Written request.
Beneath this sentence is a set of records; write each of them out exactly.

Exercise input.
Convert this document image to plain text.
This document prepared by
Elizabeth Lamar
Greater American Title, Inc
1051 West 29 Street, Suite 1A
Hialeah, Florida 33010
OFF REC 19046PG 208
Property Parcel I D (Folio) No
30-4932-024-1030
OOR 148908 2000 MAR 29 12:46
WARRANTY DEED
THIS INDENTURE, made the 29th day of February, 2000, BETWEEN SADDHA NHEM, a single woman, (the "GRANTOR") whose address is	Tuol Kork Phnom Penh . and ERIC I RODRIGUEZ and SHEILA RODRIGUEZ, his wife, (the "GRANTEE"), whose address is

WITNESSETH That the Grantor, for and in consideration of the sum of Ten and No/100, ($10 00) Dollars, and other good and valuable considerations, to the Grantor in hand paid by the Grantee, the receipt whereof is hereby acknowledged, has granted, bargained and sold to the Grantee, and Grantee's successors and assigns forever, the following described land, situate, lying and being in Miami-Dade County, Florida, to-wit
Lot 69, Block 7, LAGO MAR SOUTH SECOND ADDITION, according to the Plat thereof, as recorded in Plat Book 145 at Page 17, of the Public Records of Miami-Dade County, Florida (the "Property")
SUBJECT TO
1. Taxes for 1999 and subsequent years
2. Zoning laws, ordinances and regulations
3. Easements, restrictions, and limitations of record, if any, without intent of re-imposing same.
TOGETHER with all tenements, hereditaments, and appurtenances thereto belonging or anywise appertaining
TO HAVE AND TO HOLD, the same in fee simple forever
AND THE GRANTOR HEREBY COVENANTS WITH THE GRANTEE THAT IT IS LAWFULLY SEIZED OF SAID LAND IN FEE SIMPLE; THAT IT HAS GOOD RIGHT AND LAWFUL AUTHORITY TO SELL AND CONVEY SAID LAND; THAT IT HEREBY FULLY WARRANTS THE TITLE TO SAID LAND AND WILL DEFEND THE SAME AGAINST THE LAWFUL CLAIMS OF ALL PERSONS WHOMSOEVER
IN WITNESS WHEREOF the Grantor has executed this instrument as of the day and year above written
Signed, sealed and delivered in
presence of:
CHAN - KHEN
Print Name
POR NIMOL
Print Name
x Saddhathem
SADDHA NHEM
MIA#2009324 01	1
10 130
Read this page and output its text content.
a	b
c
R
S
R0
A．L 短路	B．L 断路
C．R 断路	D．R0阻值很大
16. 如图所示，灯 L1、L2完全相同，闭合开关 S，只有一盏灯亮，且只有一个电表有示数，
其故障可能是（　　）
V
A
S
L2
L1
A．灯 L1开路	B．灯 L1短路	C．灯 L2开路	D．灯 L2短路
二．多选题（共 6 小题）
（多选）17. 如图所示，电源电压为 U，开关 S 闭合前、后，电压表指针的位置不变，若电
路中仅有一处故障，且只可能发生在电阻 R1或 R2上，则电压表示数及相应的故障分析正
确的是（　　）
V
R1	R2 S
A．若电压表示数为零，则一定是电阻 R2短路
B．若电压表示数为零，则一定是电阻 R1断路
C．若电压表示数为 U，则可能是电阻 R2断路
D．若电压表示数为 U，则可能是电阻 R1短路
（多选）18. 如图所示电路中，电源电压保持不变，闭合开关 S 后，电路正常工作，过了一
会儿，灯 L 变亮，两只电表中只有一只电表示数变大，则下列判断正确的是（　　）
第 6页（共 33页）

The solution.
Convert this document image to plain text.
This document prepared by
Elizabeth Lamar
Greater American Title, Inc
1051 West 29 Street, Suite 1A
Hialeah, Florida 33010
OFF REC 19046PG 208
Property Parcel I D (Folio) No
30-4932-024-1030
OOR 148908 2000 MAR 29 12:46
WARRANTY DEED
THIS INDENTURE, made the 29th day of February, 2000, BETWEEN SADDHA NHEM, a single woman, (the "GRANTOR") whose address is	Tuol Kork Phnom Penh . and ERIC I RODRIGUEZ and SHEILA RODRIGUEZ, his wife, (the "GRANTEE"), whose address is

WITNESSETH That the Grantor, for and in consideration of the sum of Ten and No/100, ($10 00) Dollars, and other good and valuable considerations, to the Grantor in hand paid by the Grantee, the receipt whereof is hereby acknowledged, has granted, bargained and sold to the Grantee, and Grantee's successors and assigns forever, the following described land, situate, lying and being in Miami-Dade County, Florida, to-wit
Lot 69, Block 7, LAGO MAR SOUTH SECOND ADDITION, according to the Plat thereof, as recorded in Plat Book 145 at Page 17, of the Public Records of Miami-Dade County, Florida (the "Property")
SUBJECT TO
1. Taxes for 1999 and subsequent years
2. Zoning laws, ordinances and regulations
3. Easements, restrictions, and limitations of record, if any, without intent of re-imposing same.
TOGETHER with all tenements, hereditaments, and appurtenances thereto belonging or anywise appertaining
TO HAVE AND TO HOLD, the same in fee simple forever
AND THE GRANTOR HEREBY COVENANTS WITH THE GRANTEE THAT IT IS LAWFULLY SEIZED OF SAID LAND IN FEE SIMPLE; THAT IT HAS GOOD RIGHT AND LAWFUL AUTHORITY TO SELL AND CONVEY SAID LAND; THAT IT HEREBY FULLY WARRANTS THE TITLE TO SAID LAND AND WILL DEFEND THE SAME AGAINST THE LAWFUL CLAIMS OF ALL PERSONS WHOMSOEVER
IN WITNESS WHEREOF the Grantor has executed this instrument as of the day and year above written
Signed, sealed and delivered in
presence of:
CHAN - KHEN
Print Name
POR NIMOL
Print Name
x Saddhathem
SADDHA NHEM
MIA#2009324 01	1
10 130
Read this page and output its text content.
a	b
c
R
S
R0
A．L 短路	B．L 断路
C．R 断路	D．R0阻值很大
16. 如图所示，灯 L1、L2完全相同，闭合开关 S，只有一盏灯亮，且只有一个电表有示数，
其故障可能是（　　）
V
A
S
L2
L1
A．灯 L1开路	B．灯 L1短路	C．灯 L2开路	D．灯 L2短路
二．多选题（共 6 小题）
（多选）17. 如图所示，电源电压为 U，开关 S 闭合前、后，电压表指针的位置不变，若电
路中仅有一处故障，且只可能发生在电阻 R1或 R2上，则电压表示数及相应的故障分析正
确的是（　　）
V
R1	R2 S
A．若电压表示数为零，则一定是电阻 R2短路
B．若电压表示数为零，则一定是电阻 R1断路
C．若电压表示数为 U，则可能是电阻 R2断路
D．若电压表示数为 U，则可能是电阻 R1短路
（多选）18. 如图所示电路中，电源电压保持不变，闭合开关 S 后，电路正常工作，过了一
会儿，灯 L 变亮，两只电表中只有一只电表示数变大，则下列判断正确的是（　　）
第 6页（共 33页）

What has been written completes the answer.